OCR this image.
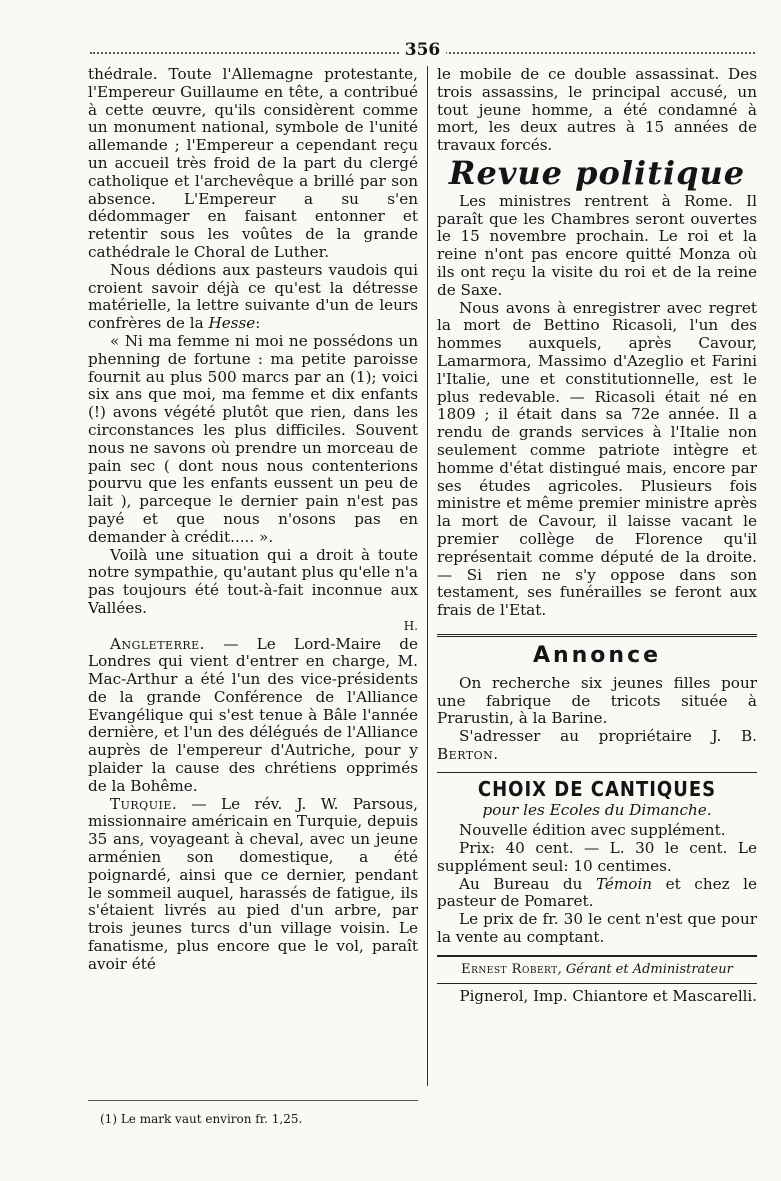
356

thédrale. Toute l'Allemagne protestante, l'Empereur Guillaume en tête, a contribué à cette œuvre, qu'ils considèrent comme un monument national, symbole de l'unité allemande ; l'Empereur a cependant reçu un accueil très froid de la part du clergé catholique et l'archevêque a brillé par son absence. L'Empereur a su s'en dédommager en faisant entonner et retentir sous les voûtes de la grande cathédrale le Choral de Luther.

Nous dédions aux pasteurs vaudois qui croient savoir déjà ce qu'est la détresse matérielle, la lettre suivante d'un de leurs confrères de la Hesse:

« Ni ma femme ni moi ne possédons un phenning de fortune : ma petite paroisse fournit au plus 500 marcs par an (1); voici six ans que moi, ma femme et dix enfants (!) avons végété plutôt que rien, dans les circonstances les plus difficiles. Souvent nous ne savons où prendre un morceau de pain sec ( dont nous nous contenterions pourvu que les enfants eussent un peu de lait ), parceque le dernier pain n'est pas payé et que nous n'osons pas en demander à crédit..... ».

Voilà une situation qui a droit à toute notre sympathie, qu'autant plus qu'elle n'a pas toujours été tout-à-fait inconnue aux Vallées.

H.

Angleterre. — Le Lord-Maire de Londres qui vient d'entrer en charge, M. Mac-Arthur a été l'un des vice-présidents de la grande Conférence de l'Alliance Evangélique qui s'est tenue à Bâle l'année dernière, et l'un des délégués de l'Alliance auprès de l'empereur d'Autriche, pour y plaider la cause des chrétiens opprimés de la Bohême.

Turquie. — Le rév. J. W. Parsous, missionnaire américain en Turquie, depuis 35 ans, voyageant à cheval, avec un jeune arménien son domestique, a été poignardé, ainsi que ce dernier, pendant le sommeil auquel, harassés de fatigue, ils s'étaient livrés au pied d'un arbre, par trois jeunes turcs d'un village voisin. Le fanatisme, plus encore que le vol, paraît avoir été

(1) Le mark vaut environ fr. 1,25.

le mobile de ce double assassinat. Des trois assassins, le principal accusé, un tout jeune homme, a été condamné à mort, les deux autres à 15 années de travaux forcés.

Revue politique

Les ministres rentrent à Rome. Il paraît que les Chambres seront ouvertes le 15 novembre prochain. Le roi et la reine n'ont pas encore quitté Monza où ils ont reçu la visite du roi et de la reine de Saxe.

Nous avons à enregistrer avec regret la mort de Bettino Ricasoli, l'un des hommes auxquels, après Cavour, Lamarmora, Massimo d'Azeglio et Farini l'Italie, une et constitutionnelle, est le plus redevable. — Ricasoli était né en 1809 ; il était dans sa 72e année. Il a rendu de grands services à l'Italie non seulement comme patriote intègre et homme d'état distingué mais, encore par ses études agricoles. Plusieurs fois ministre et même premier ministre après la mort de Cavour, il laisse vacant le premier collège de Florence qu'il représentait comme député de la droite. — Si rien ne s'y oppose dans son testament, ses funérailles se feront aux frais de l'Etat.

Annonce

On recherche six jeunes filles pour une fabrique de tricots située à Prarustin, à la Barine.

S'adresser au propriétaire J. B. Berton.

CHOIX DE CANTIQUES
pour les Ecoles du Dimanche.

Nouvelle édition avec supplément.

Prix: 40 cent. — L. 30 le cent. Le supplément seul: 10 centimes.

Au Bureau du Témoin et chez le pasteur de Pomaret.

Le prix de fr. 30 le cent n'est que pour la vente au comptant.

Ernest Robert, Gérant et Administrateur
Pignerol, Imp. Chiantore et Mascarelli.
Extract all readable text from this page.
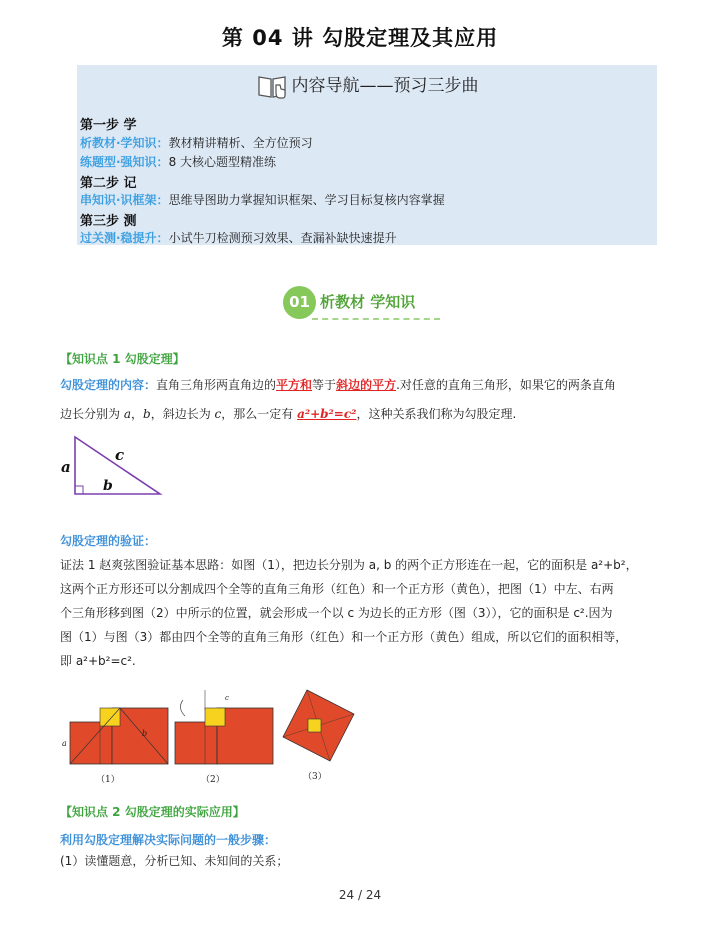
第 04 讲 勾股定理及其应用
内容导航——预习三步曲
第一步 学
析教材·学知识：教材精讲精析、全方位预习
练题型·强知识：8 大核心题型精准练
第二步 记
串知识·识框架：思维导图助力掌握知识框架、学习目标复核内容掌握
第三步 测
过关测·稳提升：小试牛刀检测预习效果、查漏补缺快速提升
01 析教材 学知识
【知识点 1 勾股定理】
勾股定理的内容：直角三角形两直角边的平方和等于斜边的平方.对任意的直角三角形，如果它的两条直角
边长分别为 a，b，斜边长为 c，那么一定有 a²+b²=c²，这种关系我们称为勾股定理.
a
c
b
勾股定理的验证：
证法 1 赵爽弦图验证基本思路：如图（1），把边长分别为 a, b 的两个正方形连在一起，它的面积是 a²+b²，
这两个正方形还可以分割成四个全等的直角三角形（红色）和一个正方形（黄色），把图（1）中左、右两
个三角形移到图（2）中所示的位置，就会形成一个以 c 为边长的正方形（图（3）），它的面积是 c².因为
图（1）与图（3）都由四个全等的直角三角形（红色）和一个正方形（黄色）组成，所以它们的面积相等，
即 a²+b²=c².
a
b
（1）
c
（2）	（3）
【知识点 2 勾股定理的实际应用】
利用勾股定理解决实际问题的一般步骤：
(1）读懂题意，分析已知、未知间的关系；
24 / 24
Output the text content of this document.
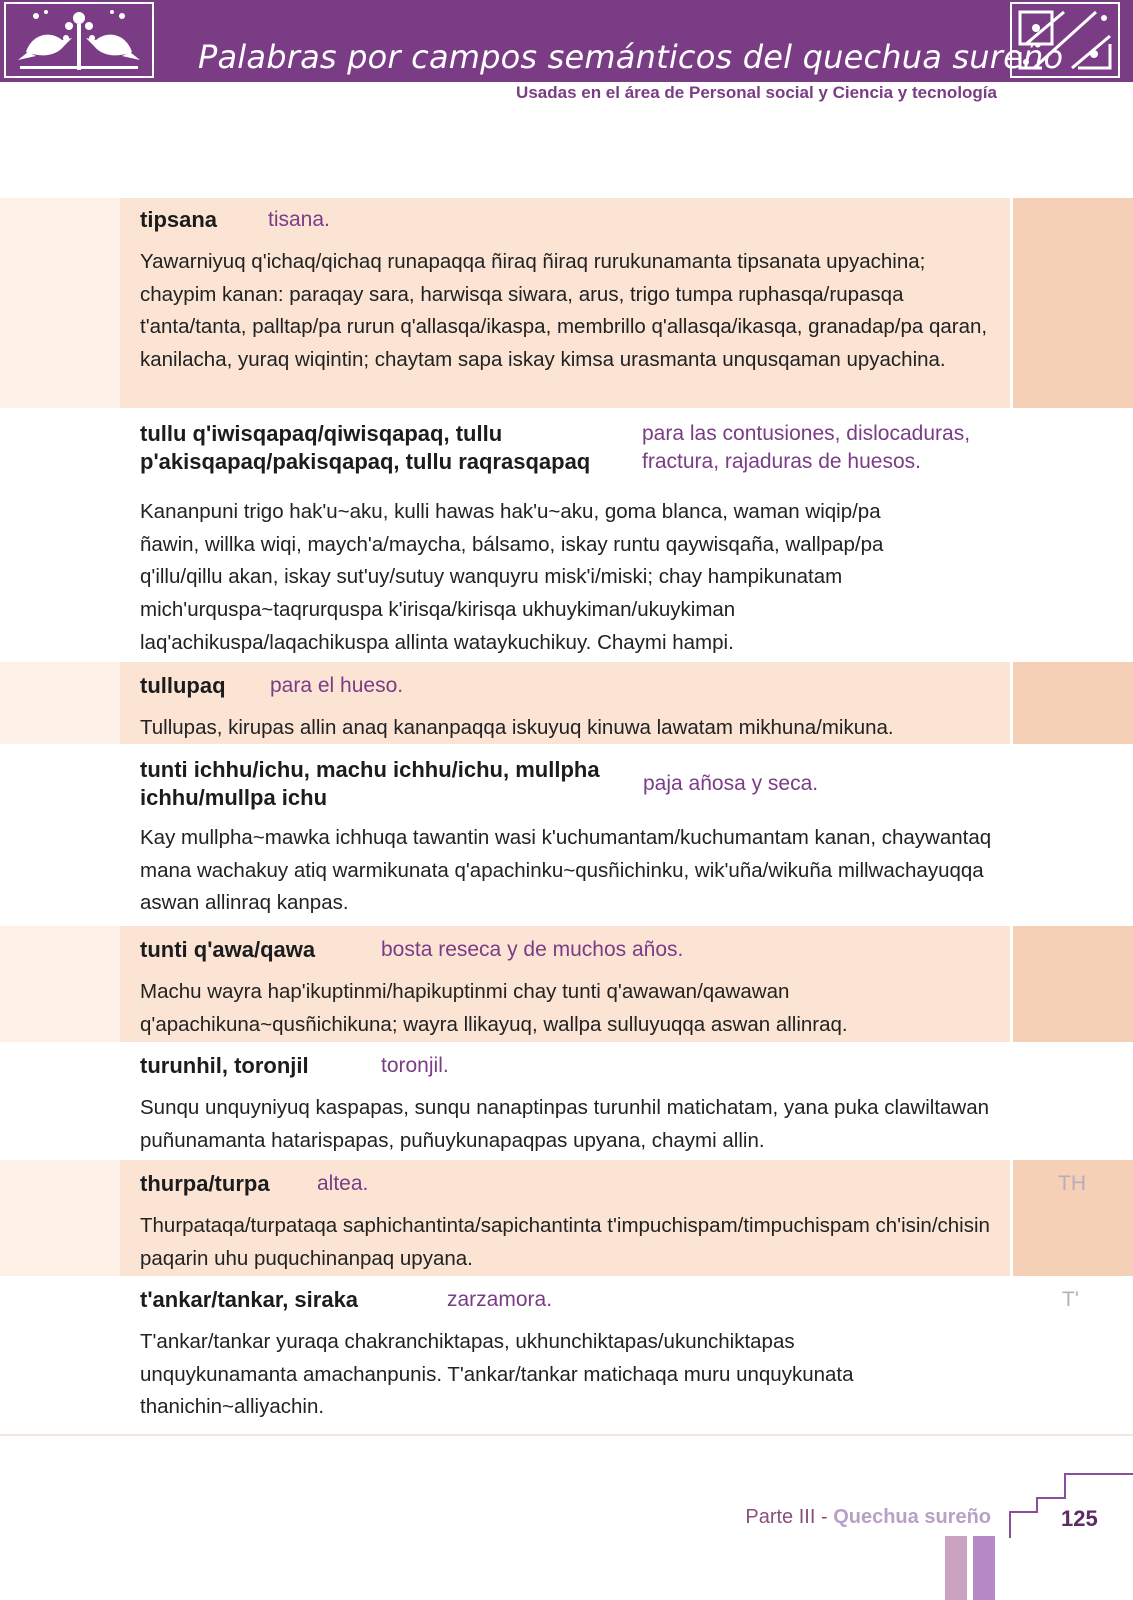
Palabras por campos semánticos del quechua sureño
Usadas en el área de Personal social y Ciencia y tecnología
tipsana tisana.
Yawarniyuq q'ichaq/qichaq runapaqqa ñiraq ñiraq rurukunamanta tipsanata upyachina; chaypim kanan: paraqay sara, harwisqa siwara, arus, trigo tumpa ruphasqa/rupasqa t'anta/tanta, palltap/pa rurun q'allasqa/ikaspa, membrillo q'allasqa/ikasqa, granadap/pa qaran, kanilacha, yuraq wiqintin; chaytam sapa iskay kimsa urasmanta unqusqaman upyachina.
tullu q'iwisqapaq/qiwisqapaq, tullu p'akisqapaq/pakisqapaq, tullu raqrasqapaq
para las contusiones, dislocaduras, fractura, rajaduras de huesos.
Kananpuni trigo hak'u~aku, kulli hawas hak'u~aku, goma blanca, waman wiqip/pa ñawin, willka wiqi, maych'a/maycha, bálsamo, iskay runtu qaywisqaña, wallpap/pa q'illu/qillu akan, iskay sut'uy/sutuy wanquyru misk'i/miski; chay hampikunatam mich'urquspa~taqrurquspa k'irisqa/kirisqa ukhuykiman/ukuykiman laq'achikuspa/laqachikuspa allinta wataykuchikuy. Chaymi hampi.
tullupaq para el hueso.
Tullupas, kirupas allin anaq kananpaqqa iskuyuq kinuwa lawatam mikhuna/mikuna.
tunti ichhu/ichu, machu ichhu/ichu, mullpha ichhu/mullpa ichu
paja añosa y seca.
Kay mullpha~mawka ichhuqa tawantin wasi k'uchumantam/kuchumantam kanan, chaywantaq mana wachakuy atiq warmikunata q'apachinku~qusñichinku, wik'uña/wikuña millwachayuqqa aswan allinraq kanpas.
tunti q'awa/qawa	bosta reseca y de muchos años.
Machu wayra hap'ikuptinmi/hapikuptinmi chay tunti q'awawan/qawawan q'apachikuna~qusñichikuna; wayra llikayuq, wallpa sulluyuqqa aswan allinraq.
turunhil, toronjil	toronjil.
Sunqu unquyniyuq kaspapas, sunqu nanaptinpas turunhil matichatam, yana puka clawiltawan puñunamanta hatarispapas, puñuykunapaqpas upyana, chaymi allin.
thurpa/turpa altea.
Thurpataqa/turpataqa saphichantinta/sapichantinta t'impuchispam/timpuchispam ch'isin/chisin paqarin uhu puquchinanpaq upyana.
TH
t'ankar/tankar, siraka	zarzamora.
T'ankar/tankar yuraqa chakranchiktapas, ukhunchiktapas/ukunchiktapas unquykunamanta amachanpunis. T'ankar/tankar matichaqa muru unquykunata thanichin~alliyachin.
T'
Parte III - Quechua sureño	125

• _The problem_: Copy out every line of the data that includes the word "allinraq".

• _Answer to this problem_:
Kay mullpha~mawka ichhuqa tawantin wasi k'uchumantam/kuchumantam kanan, chaywantaq mana wachakuy atiq warmikunata q'apachinku~qusñichinku, wik'uña/wikuña millwachayuqqa aswan allinraq kanpas.
Machu wayra hap'ikuptinmi/hapikuptinmi chay tunti q'awawan/qawawan q'apachikuna~qusñichikuna; wayra llikayuq, wallpa sulluyuqqa aswan allinraq.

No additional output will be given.